* Given text
--*--
Data Transformation
The @data_transformation (or just @dt) decorator is used for the execution of a data transformation function that should be applied on a given
`PyCOMPSs task`
parameter. It means, by specifying the parameter name and a python function, users can assure that the parameter will go through
transformation process by the given function. Then the result of the data transformation function will be used in the task instead of the initial
value of the parameter.
Data transformation decorator has a simple order for the definition. The first argument of the decorator is a string name of the parameter we want to
transform. The second argument is the data transformation function (NOT as a string, but actual reference) that expects at least one input which will
the transformation will be applied to. If the transformation function needs more parameters, they can be added to the @dt definition as `kwargs`
.
@dt("<parameter_name>", "<dt_function>", "<kwargs_of_dt_function>")
@task()
def task_func(...):
...
Important
Please note that data transformation definitions should be on top of the @task (or @software) decorator.
Adding data transformation on top of the `@software`
or `@task`
decorator allows the PyCOMPSs Runtime generate an intermediate task. This task method applies the given DT
to the given input and the output is sent to the original task as the input. Following code snippet is an example of basic usage of the @dt decorator:
import numpy as np
from pycompss.api.data_transformation import dt
from pycompss.api.software import software
from pycompss.api.api import compss_wait_on
@software(config_file="simulation.json")
def simulation():
...
return a
def reshape(A, new_x, new_y):
return A.reshape((new_x, new_y))
@dt("input_data", reshape, new_x=10, new_y=100)
--*--
Visual layout annotation data
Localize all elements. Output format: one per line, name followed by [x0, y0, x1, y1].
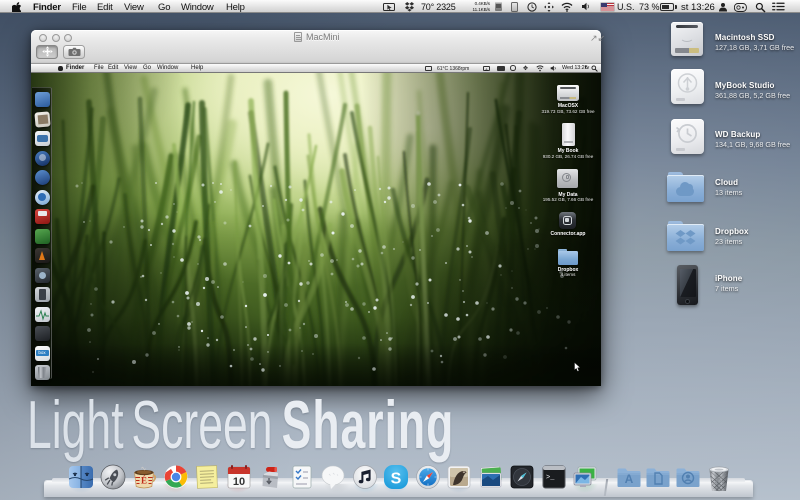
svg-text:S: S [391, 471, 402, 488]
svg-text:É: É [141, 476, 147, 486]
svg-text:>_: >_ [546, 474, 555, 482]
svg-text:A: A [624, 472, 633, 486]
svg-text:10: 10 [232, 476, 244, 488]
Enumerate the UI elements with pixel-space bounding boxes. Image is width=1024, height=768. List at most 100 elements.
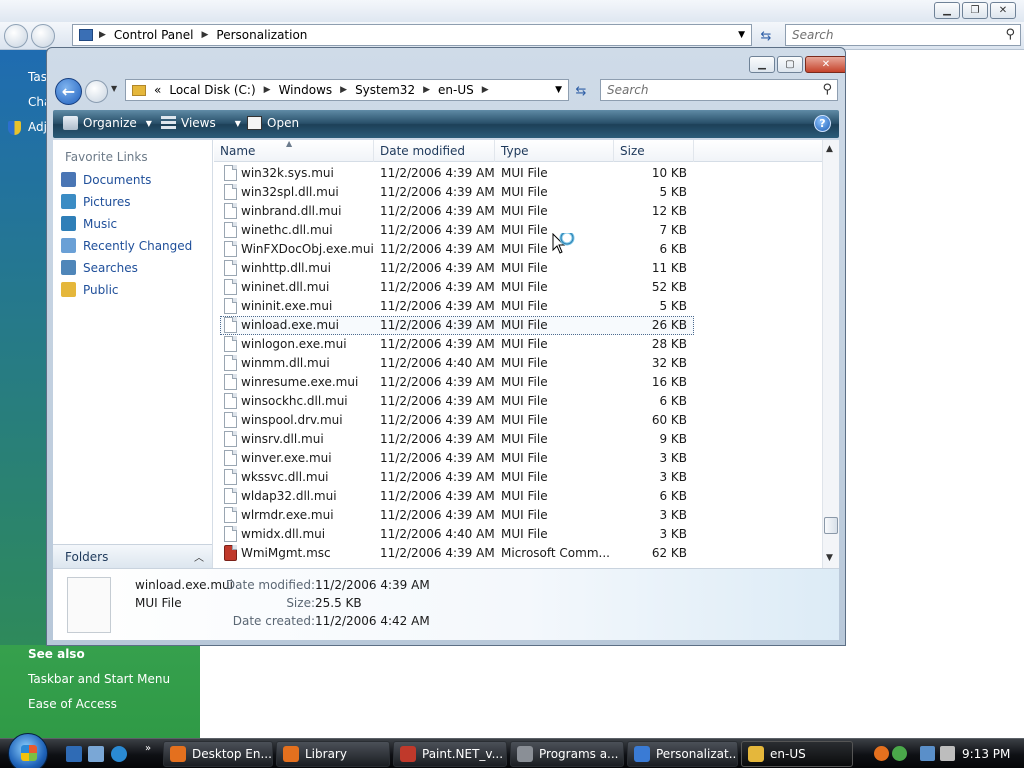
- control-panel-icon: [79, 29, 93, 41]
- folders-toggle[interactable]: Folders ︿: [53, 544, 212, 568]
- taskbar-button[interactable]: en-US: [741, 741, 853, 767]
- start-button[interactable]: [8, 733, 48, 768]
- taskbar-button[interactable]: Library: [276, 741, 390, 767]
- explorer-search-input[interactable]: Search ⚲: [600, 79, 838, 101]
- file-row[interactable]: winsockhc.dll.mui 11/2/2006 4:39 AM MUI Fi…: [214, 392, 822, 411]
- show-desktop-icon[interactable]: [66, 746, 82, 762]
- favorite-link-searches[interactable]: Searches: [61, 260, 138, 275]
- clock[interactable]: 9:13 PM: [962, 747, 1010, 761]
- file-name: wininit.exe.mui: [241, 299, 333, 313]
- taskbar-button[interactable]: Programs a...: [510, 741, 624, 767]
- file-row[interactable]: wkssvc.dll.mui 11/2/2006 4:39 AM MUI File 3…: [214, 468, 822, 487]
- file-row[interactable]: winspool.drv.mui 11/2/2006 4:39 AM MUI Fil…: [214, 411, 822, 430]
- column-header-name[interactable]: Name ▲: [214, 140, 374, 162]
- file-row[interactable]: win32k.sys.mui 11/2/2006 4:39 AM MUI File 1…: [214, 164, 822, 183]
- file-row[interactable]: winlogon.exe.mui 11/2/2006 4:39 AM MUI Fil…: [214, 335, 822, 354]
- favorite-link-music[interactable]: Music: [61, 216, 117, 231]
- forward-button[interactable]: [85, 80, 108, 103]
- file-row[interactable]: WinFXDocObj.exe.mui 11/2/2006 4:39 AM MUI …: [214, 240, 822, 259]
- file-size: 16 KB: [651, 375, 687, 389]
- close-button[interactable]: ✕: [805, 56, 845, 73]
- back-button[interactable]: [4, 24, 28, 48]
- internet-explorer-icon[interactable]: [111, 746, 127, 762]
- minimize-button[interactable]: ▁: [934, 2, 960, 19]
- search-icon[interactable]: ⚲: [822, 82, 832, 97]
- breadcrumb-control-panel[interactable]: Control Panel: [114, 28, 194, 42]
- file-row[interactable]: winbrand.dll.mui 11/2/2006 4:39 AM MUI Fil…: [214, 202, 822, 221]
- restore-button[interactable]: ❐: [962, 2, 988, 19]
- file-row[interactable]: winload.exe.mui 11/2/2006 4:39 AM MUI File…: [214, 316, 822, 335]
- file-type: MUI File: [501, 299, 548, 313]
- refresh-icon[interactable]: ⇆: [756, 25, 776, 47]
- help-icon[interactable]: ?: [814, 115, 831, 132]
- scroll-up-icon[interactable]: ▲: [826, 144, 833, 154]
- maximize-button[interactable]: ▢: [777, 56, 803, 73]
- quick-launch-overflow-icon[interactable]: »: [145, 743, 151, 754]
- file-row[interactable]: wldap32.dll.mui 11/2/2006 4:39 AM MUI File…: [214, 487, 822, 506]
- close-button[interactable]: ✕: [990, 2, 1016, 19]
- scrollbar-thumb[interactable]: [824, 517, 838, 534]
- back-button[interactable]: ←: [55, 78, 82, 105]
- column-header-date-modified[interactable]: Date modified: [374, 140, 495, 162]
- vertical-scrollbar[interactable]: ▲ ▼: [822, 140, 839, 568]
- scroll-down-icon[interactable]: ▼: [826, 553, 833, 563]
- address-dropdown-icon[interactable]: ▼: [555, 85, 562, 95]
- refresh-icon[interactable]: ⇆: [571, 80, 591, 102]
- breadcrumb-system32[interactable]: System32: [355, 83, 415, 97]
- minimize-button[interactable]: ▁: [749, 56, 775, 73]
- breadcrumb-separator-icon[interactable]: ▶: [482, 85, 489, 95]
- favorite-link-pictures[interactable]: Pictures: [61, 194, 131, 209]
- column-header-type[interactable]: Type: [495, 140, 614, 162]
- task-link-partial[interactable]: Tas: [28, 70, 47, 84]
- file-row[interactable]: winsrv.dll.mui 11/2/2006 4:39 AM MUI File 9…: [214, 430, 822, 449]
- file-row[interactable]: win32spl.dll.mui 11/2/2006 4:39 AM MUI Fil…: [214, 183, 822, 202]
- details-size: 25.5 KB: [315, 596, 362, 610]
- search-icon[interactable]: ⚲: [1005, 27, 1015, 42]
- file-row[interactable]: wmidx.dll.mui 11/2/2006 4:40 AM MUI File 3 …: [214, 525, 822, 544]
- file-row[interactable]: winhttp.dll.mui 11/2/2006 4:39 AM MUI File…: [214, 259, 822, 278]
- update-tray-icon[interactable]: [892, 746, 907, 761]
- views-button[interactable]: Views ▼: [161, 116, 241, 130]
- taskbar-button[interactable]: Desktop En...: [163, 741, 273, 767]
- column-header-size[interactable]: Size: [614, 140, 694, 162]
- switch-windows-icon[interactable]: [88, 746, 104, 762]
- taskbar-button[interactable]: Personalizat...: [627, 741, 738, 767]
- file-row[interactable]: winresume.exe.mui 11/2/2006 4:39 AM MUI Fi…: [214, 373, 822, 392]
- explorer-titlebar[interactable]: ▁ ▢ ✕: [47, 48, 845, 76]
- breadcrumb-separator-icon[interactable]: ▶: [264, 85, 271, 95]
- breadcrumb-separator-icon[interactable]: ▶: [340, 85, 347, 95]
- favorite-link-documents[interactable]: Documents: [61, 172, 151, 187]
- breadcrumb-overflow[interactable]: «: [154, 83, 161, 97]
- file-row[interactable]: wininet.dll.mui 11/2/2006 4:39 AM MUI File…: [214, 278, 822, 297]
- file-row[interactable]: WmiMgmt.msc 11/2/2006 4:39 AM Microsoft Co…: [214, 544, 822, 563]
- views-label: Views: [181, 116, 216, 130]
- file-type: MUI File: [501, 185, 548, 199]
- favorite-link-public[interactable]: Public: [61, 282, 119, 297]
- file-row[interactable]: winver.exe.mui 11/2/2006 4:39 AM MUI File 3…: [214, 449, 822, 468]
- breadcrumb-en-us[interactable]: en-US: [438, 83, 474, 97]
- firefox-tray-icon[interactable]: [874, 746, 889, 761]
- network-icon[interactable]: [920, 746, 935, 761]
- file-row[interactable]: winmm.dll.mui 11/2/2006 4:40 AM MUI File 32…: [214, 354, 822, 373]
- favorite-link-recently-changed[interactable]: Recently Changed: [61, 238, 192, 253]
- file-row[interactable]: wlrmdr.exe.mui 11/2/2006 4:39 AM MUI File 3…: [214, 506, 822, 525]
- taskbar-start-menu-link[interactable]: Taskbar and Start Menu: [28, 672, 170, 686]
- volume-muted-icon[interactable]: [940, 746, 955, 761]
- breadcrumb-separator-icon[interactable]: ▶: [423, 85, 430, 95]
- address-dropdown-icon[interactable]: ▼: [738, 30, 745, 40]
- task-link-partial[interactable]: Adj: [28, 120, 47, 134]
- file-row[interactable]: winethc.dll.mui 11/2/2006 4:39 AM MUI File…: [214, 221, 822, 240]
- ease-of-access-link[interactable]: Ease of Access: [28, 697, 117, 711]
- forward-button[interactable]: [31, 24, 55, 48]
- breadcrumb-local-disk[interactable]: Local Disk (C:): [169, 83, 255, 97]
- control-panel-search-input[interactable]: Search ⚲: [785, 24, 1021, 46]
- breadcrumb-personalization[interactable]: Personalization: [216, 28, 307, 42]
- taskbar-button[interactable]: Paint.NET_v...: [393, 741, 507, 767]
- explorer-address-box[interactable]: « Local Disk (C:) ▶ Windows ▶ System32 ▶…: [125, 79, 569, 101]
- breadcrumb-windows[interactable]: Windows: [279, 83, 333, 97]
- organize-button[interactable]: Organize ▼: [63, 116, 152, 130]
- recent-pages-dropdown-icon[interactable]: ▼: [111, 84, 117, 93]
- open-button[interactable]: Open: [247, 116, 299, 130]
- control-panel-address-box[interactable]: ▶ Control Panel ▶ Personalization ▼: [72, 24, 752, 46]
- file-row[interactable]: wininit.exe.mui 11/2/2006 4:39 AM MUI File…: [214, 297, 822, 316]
--*--
* Aim of the task
Pick up the data transformation documentation where it stops, continuing its code example and explanation.

* Task response
@software("data_analysis.json")
def data_analysis(input_data):
...
return result
def main():
A = simulation()
result = data_analysis(A)
result = compss_wait_on(result)
print(result)
As we can see in the example, the result of “some_task” function is assigned to the parameter A. In the next line when “dt_example” is called, before the task execution, parameter A will go through the “dt_function” where “new_x” and “new_y” will be 10 and 100 respectively. Once the execution of the Data Transformation task is finished, the result will be passed to the “dt_example” task as input.
PyCOMPSs also supports inter-types data transformations which allows the conversion of the input data to another object type. For example, if the user wants to use
a object’s serialized file as an input for a task, but the task function expects the object itself, then `@dt`
can take care of it. So far PyCOMPSs supports this kind
of data transformations only for the `FILE`
, `OBJECT`
and `COLLECTION`
types.
For the cases where type conversions happen, there are some mandatory and optional parameters:
Parameter
Description
target
(Mandatory) Name of the input parameter that DT will be applied to.
function
(Mandatory) The data transformation function.
type
(Mandatory) Type of the DT (e.g. FILE_TO_OBJECT)
destination
If the output of the DT is a file, then output file name can be specified as “destination”.
size
(Mandatory only if the output of the DT is a COLLECTION) Size of the output COLLECTION.
In the example below we can see a code snippet where the Data Transformation task deserializes a file and assigns it to the input parameter. That’s why it’s type is
`FILE_TO_OBJECT`
:
from pycompss.api.data_transformation import *
from pycompss.api.task import task
from pycompss.api.parameter import FILE_OUT
from pycompss.api.api import compss_wait_on
@task(result_file=FILE_OUT)
def generate(result_file):
...
def deserialize(some_file):
# deserialize the file
...
return deserialized_object
@dt(target="input", function=deserialize, type=FILE_TO_OBJECT)
@software("example.json")
def simulation(input):
# 'input' is deserialized object from its initial file path
...
def main(self):
some_file = "src/some_file"
generate(some_file)
result = simulation(some_file)
result = compss_wait_on(result)
If the user wants to use a workflow as a data transformation function and thus avoid the intermediate task creation, PyCOMPSs provides the `is_workflow`
argument to do so (by default False). This gives the flexibility of importing workflow from different libraries.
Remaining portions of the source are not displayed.